>> Begin

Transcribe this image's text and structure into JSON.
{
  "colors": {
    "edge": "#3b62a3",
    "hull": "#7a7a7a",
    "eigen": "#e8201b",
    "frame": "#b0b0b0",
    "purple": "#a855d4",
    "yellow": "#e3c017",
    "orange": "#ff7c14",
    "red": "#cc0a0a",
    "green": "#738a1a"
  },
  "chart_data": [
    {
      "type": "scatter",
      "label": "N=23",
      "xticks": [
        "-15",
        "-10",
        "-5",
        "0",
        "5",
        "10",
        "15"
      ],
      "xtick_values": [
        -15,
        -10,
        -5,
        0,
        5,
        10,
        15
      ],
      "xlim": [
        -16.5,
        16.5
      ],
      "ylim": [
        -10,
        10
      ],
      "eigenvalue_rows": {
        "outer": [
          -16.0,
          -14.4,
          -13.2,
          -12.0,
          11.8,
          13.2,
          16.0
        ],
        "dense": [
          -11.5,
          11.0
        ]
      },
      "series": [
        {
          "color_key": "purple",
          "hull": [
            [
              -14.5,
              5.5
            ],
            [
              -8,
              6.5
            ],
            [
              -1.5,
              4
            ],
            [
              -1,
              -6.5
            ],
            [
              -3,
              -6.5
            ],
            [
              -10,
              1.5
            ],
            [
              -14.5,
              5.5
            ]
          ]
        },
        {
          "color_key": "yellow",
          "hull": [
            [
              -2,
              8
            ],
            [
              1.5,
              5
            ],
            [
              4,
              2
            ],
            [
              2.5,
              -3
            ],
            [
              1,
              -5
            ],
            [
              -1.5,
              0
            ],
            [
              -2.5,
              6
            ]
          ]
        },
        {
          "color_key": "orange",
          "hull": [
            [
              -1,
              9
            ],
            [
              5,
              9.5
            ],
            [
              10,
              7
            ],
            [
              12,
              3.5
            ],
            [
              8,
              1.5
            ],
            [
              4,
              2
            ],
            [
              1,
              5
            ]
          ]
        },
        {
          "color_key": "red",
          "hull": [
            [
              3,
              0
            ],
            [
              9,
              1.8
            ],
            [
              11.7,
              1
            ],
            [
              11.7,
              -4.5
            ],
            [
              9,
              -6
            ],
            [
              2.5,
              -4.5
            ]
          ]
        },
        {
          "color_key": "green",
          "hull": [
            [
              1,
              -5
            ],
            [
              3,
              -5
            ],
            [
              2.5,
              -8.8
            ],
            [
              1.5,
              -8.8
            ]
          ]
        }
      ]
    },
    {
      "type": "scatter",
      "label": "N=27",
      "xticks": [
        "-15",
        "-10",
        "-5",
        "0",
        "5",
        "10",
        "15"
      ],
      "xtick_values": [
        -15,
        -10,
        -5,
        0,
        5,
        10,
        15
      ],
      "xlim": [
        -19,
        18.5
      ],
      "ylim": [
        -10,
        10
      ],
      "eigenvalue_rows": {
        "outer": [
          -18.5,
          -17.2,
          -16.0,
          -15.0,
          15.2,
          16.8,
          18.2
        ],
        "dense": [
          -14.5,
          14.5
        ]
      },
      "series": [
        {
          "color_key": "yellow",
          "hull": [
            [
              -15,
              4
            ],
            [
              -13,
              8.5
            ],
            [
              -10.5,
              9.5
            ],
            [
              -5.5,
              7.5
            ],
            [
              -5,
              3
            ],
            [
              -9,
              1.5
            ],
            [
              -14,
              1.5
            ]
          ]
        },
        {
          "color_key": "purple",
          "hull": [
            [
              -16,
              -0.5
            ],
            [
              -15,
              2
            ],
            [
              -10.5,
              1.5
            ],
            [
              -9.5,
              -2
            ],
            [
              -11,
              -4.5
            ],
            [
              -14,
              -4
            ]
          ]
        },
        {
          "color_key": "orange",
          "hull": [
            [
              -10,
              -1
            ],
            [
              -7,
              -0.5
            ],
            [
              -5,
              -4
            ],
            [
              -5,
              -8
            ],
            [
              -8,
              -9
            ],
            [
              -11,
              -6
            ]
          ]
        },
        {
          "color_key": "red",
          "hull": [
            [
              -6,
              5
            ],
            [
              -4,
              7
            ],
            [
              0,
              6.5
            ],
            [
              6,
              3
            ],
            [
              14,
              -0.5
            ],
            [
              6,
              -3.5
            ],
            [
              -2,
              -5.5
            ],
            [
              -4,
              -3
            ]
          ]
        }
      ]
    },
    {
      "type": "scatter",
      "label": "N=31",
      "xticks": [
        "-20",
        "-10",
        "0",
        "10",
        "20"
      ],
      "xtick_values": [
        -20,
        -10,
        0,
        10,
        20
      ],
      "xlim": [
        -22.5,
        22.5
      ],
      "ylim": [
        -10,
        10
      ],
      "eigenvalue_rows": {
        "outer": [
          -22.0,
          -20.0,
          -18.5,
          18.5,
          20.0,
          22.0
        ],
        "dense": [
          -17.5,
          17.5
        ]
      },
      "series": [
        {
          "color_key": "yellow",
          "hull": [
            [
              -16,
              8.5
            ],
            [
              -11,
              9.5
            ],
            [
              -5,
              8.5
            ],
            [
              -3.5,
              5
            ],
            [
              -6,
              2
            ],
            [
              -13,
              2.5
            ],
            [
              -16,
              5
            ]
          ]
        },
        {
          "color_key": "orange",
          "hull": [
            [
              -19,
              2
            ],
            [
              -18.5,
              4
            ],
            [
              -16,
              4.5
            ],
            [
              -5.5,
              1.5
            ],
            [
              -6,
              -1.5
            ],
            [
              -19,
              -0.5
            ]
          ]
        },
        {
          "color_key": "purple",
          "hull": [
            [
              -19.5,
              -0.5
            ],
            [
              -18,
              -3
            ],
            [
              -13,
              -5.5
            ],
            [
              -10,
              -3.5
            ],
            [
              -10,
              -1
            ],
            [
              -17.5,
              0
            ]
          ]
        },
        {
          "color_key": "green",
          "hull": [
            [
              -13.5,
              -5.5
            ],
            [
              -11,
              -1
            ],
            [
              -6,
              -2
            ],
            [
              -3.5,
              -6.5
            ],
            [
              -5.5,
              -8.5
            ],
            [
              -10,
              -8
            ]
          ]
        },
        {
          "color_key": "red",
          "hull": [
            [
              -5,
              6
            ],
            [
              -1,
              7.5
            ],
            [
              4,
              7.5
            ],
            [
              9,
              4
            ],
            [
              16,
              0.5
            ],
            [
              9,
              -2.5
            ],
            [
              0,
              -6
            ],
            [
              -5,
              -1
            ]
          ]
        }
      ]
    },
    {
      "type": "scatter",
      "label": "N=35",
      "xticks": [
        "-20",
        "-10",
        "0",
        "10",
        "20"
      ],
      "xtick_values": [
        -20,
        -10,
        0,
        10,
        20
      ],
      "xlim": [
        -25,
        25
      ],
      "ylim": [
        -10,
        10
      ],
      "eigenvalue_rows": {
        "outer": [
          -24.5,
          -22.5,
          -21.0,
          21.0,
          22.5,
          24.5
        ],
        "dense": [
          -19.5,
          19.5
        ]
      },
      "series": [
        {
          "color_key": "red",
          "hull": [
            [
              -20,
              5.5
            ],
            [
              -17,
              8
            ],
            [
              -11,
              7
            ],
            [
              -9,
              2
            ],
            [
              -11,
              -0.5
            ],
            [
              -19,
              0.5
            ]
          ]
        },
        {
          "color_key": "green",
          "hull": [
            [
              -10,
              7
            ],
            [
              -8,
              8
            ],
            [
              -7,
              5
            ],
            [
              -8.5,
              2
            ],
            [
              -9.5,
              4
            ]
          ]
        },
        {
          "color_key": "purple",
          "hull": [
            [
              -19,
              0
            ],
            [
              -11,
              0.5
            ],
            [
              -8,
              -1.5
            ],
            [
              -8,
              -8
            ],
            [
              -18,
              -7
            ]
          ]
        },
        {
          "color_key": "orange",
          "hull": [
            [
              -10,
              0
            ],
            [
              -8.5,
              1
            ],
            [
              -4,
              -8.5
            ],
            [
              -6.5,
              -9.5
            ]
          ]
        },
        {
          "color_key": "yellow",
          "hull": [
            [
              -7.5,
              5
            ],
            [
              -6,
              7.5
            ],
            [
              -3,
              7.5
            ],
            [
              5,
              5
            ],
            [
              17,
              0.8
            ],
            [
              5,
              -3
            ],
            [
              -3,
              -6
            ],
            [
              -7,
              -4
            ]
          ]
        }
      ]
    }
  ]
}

>> End

> Instructions to follow
Find every line in the records that has the string "label", then state how many there are and nothing else.

> Complete answer
4